Go through the entries below and retype them exactly, omitting each picture.

Collected data entries:
_ _ _

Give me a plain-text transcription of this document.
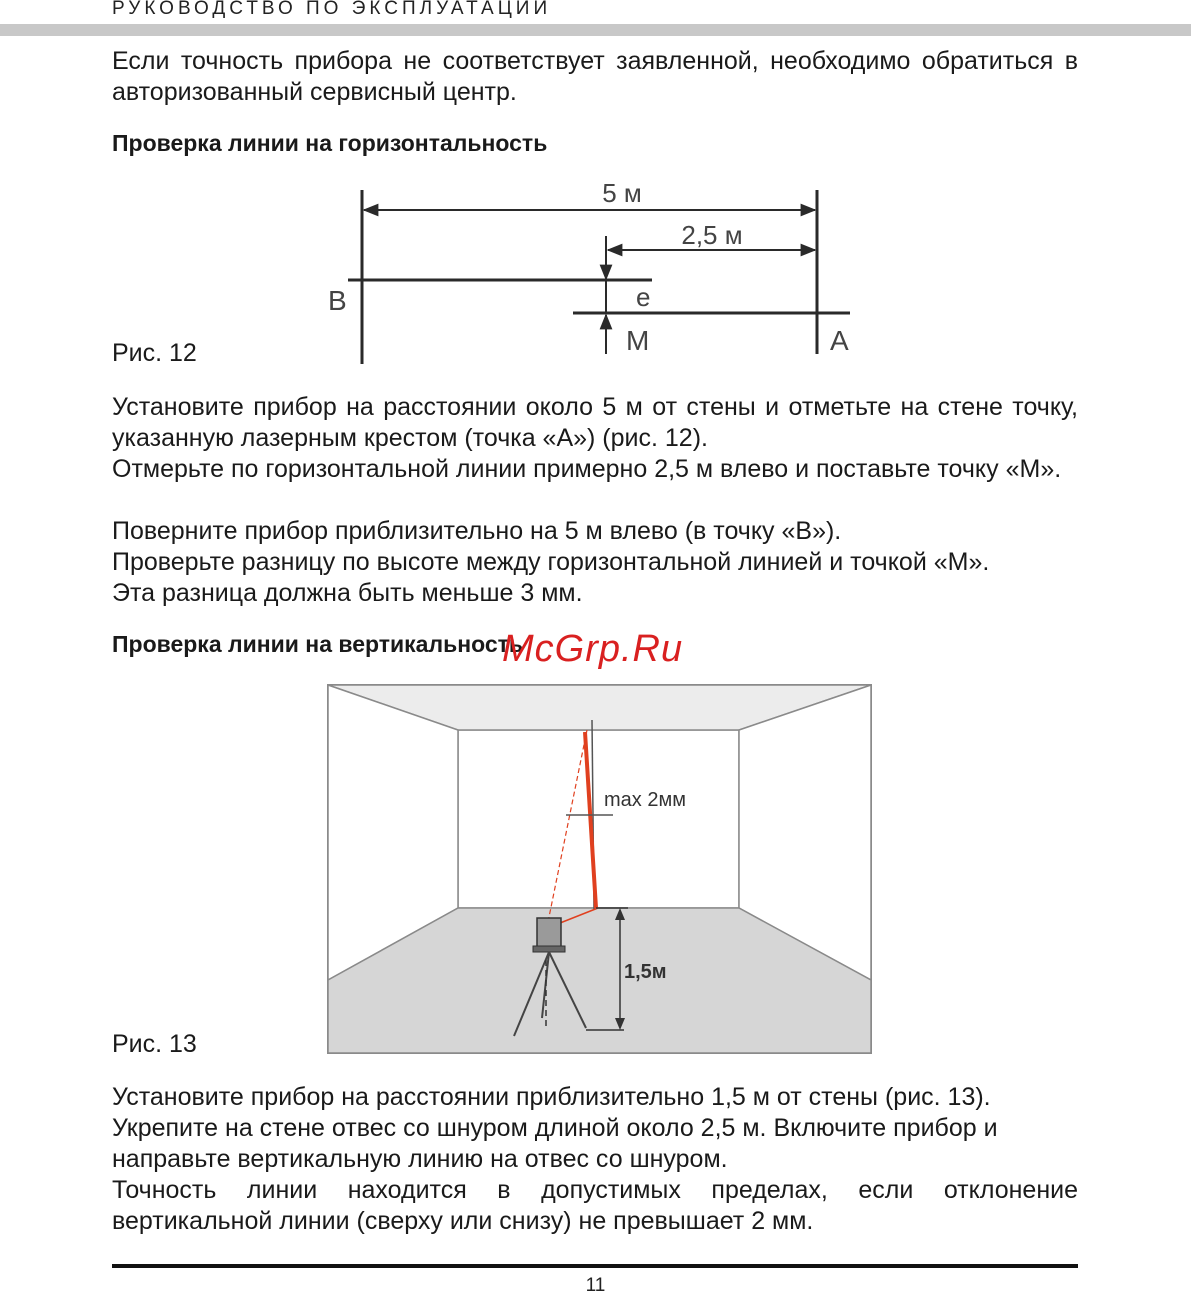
РУКОВОДСТВО ПО ЭКСПЛУАТАЦИИ
Если точность прибора не соответствует заявленной, необходимо обратиться в авторизованный сервисный центр.
Проверка линии на горизонтальность
5 м
2,5 м
B	e
M	A
Рис. 12
Установите прибор на расстоянии около 5 м от стены и отметьте на стене точку, указанную лазерным крестом (точка «А») (рис. 12).
Отмерьте по горизонтальной линии примерно 2,5 м влево и поставьте точку «М».
Поверните прибор приблизительно на 5 м влево (в точку «В»).
Проверьте разницу по высоте между горизонтальной линией и точкой «М».
Эта разница должна быть меньше 3 мм.
Проверка линии на вертикальность
McGrp.Ru
max 2мм
1,5м
Рис. 13
Установите прибор на расстоянии приблизительно 1,5 м от стены (рис. 13). Укрепите на стене отвес со шнуром длиной около 2,5 м. Включите прибор и направьте вертикальную линию на отвес со шнуром.
Точность линии находится в допустимых пределах, если отклонение вертикальной линии (сверху или снизу) не превышает 2 мм.
11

_ _ _

# ANSWER TO THIS PROBLEM:
Give me a plain-text transcription of this document.
РУКОВОДСТВО ПО ЭКСПЛУАТАЦИИ
Если точность прибора не соответствует заявленной, необходимо обратиться в авторизованный сервисный центр.
Проверка линии на горизонтальность
5 м
2,5 м
B	e
M	A
Рис. 12
Установите прибор на расстоянии около 5 м от стены и отметьте на стене точку, указанную лазерным крестом (точка «А») (рис. 12).
Отмерьте по горизонтальной линии примерно 2,5 м влево и поставьте точку «М».
Поверните прибор приблизительно на 5 м влево (в точку «В»).
Проверьте разницу по высоте между горизонтальной линией и точкой «М».
Эта разница должна быть меньше 3 мм.
Проверка линии на вертикальность
McGrp.Ru
max 2мм
1,5м
Рис. 13
Установите прибор на расстоянии приблизительно 1,5 м от стены (рис. 13). Укрепите на стене отвес со шнуром длиной около 2,5 м. Включите прибор и направьте вертикальную линию на отвес со шнуром.
Точность линии находится в допустимых пределах, если отклонение вертикальной линии (сверху или снизу) не превышает 2 мм.
11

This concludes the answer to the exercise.